[Data items]
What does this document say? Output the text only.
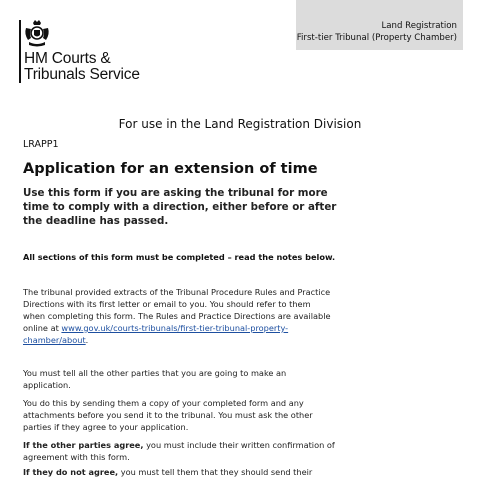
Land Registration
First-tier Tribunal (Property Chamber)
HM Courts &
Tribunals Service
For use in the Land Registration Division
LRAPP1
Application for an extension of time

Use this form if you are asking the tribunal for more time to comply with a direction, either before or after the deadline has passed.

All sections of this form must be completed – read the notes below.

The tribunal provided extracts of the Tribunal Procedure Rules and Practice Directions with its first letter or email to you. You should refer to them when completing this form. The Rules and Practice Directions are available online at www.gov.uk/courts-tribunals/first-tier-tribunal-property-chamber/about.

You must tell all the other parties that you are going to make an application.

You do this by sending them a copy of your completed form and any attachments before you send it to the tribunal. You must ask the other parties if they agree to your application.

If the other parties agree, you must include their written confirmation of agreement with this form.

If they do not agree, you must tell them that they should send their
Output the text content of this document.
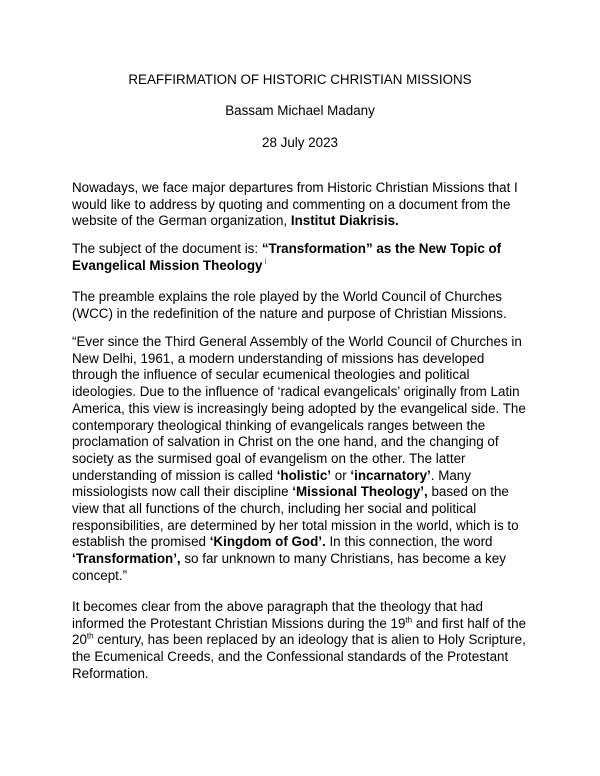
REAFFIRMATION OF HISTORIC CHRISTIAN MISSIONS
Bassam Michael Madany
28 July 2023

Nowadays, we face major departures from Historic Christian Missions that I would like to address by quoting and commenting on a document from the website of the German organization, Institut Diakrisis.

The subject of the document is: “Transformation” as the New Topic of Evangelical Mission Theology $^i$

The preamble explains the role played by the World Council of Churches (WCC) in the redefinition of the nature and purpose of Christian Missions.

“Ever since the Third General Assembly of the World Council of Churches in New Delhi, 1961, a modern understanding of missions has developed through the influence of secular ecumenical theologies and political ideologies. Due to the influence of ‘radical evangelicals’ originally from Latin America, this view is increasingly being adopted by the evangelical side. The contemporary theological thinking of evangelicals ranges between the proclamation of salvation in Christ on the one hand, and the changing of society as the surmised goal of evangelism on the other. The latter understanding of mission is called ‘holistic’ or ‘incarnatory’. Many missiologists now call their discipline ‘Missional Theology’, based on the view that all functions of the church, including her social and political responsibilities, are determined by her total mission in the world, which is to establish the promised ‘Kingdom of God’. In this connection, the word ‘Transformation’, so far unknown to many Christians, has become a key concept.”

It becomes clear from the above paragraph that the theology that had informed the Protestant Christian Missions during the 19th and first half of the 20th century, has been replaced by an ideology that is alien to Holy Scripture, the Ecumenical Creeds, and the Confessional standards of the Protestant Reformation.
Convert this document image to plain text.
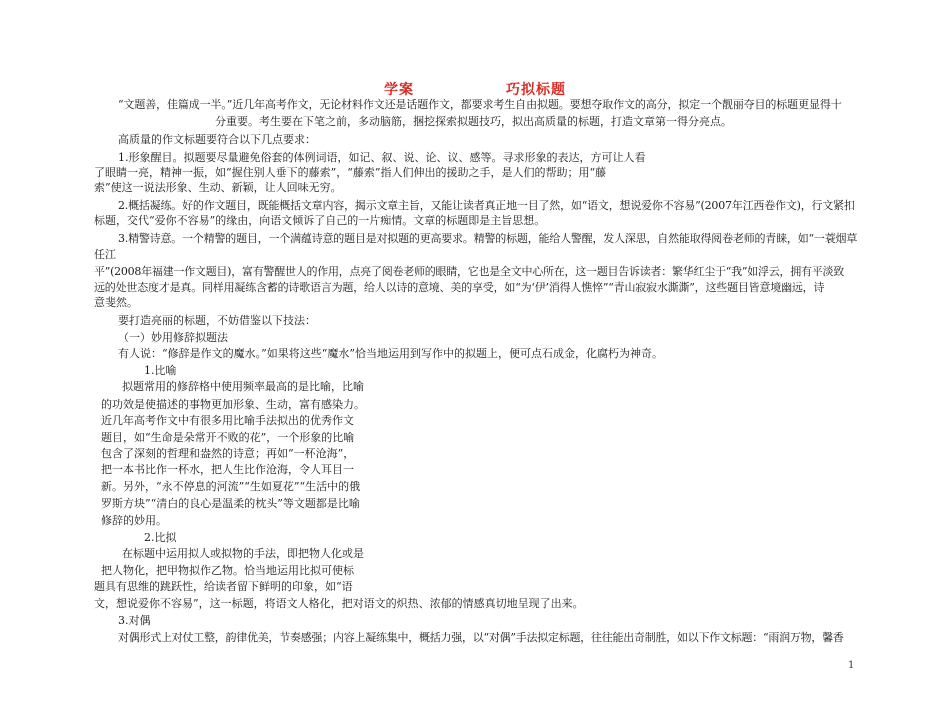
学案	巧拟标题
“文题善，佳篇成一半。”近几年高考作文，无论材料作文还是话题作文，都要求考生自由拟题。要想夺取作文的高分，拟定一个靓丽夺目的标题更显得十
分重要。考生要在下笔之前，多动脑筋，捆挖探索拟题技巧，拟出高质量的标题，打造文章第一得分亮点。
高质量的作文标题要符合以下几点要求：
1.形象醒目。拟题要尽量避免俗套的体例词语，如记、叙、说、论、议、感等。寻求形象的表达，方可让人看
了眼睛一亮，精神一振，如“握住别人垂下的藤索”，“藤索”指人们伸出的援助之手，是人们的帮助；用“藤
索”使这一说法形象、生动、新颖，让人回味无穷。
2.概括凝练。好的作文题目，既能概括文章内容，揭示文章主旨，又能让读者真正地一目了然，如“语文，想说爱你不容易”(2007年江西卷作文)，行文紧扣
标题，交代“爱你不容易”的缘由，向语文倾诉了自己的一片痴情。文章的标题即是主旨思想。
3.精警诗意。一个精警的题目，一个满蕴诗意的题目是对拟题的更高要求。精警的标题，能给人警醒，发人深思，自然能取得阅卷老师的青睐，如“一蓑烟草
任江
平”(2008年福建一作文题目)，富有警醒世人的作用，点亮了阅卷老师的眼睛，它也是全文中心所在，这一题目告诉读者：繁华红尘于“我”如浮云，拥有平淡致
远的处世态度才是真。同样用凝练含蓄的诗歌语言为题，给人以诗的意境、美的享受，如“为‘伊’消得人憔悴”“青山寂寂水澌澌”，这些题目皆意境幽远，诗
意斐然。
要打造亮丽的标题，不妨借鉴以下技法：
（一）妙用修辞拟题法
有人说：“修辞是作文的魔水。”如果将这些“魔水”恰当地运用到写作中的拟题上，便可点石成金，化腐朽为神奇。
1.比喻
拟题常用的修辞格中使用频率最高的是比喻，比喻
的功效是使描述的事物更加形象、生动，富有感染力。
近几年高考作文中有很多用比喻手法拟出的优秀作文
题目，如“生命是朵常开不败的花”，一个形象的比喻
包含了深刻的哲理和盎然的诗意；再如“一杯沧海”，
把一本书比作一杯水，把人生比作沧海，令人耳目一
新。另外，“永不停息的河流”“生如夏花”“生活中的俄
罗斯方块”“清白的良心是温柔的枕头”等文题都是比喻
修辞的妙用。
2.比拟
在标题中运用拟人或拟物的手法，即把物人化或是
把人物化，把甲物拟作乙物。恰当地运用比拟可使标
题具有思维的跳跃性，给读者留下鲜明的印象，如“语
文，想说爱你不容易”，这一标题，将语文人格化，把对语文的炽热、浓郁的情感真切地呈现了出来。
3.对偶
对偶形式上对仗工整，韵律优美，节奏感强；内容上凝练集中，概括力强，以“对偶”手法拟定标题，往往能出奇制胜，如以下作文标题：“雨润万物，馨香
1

...

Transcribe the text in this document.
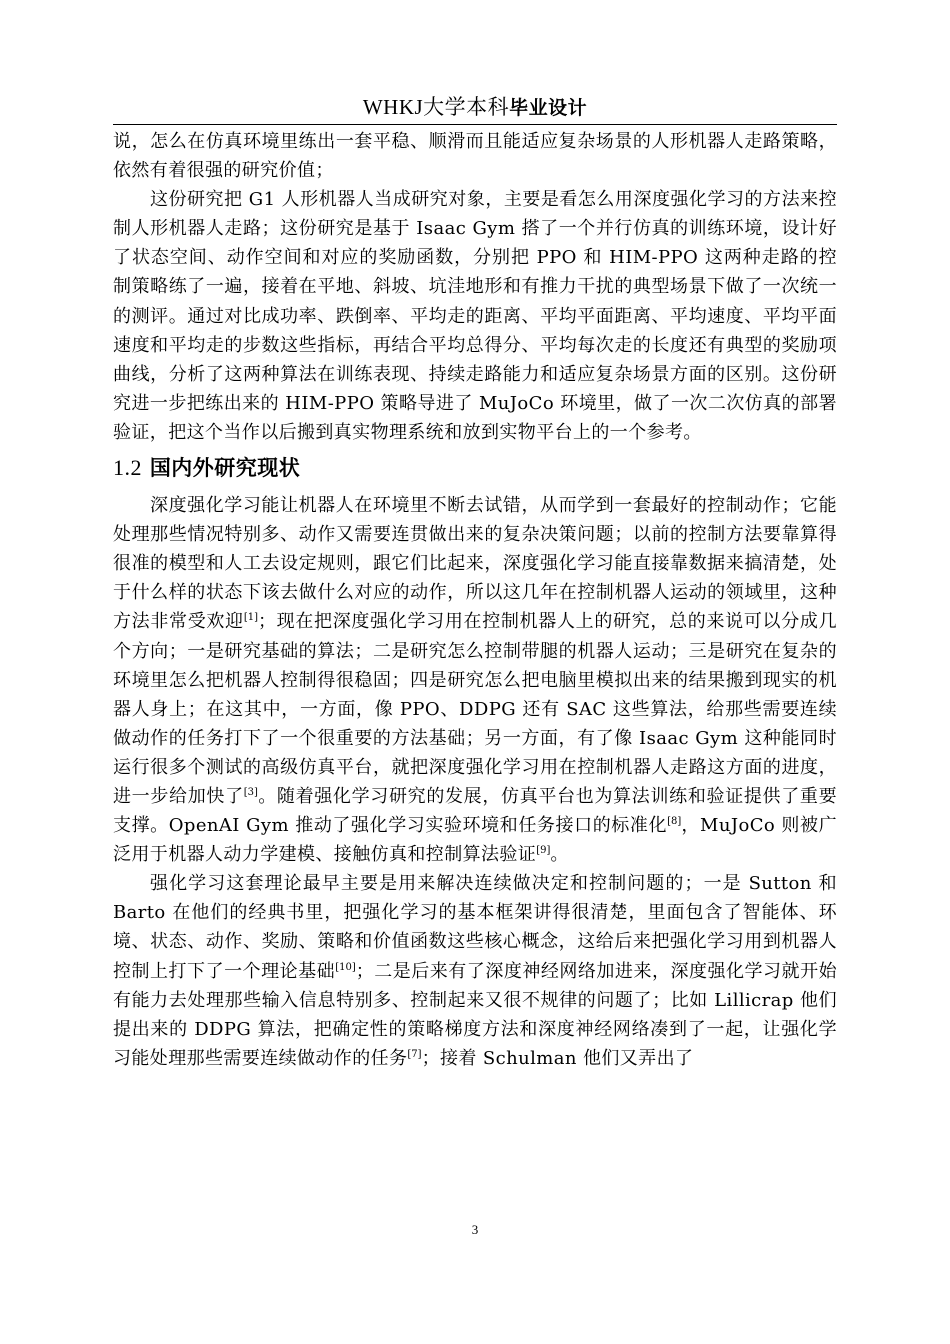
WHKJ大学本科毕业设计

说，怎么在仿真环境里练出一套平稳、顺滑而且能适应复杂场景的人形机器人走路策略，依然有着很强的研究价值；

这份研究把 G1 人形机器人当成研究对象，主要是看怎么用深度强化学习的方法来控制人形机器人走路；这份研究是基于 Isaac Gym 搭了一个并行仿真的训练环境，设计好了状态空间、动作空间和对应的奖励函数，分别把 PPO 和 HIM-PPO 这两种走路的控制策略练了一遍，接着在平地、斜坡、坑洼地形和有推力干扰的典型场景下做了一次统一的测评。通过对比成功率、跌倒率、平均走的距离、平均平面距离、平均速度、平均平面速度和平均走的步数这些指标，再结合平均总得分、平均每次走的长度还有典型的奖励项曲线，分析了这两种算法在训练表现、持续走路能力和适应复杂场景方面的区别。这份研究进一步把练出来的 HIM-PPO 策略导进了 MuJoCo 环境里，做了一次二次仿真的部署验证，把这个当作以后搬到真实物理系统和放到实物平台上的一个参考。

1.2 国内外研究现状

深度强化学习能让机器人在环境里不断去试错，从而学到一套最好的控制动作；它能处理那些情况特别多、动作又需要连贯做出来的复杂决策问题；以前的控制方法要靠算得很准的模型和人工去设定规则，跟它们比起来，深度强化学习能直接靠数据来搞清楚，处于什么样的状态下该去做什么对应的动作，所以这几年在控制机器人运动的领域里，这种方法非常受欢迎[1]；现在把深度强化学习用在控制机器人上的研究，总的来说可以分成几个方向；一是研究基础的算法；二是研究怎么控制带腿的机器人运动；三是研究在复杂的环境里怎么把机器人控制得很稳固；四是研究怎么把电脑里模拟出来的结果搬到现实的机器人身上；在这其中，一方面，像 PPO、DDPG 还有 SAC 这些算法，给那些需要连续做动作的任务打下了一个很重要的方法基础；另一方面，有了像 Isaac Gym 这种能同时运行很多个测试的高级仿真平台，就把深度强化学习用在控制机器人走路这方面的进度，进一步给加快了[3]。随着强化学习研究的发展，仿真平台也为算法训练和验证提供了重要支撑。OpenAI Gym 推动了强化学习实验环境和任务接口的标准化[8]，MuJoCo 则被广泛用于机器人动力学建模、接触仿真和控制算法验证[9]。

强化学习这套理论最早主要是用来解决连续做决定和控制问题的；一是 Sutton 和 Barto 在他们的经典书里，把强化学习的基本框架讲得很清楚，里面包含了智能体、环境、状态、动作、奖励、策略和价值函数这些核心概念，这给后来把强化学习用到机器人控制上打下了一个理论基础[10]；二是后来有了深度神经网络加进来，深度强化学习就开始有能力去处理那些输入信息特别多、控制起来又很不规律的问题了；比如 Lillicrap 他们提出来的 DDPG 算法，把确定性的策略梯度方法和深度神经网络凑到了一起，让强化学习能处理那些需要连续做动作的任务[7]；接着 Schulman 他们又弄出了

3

Work instructions
Identify and list each line with the word "text".

Expected output
What does this document say? Output the text only.
Output the text content of this document.
Convert this document image to plain text.
Transcribe the text in this document.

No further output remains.